Direction: Write out the whole listing, matching it exactly.

Given records:
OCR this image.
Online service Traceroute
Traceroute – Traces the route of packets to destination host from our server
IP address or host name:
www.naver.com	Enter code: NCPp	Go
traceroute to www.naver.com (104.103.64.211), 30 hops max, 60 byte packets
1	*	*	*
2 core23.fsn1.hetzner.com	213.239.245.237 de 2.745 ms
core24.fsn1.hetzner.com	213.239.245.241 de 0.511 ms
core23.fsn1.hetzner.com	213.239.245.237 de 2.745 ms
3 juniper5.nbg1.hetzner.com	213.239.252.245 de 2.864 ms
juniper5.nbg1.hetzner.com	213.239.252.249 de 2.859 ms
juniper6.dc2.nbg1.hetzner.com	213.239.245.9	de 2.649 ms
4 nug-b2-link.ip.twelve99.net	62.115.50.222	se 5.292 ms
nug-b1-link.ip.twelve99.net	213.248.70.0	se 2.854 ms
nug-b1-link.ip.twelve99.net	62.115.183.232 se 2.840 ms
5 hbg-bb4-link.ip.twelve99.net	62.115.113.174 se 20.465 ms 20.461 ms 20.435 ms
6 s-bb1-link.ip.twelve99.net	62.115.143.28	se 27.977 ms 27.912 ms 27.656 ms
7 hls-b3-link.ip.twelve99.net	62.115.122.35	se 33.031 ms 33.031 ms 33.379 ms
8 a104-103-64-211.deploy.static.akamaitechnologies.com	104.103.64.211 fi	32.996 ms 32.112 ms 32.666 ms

Expected answer:
OCR this image.
Online service Traceroute
Traceroute – Traces the route of packets to destination host from our server
IP address or host name:
www.naver.com	Enter code: NCPp	Go
traceroute to www.naver.com (104.103.64.211), 30 hops max, 60 byte packets
1	*	*	*
2 core23.fsn1.hetzner.com	213.239.245.237 de 2.745 ms
core24.fsn1.hetzner.com	213.239.245.241 de 0.511 ms
core23.fsn1.hetzner.com	213.239.245.237 de 2.745 ms
3 juniper5.nbg1.hetzner.com	213.239.252.245 de 2.864 ms
juniper5.nbg1.hetzner.com	213.239.252.249 de 2.859 ms
juniper6.dc2.nbg1.hetzner.com	213.239.245.9	de 2.649 ms
4 nug-b2-link.ip.twelve99.net	62.115.50.222	se 5.292 ms
nug-b1-link.ip.twelve99.net	213.248.70.0	se 2.854 ms
nug-b1-link.ip.twelve99.net	62.115.183.232 se 2.840 ms
5 hbg-bb4-link.ip.twelve99.net	62.115.113.174 se 20.465 ms 20.461 ms 20.435 ms
6 s-bb1-link.ip.twelve99.net	62.115.143.28	se 27.977 ms 27.912 ms 27.656 ms
7 hls-b3-link.ip.twelve99.net	62.115.122.35	se 33.031 ms 33.031 ms 33.379 ms
8 a104-103-64-211.deploy.static.akamaitechnologies.com	104.103.64.211 fi	32.996 ms 32.112 ms 32.666 ms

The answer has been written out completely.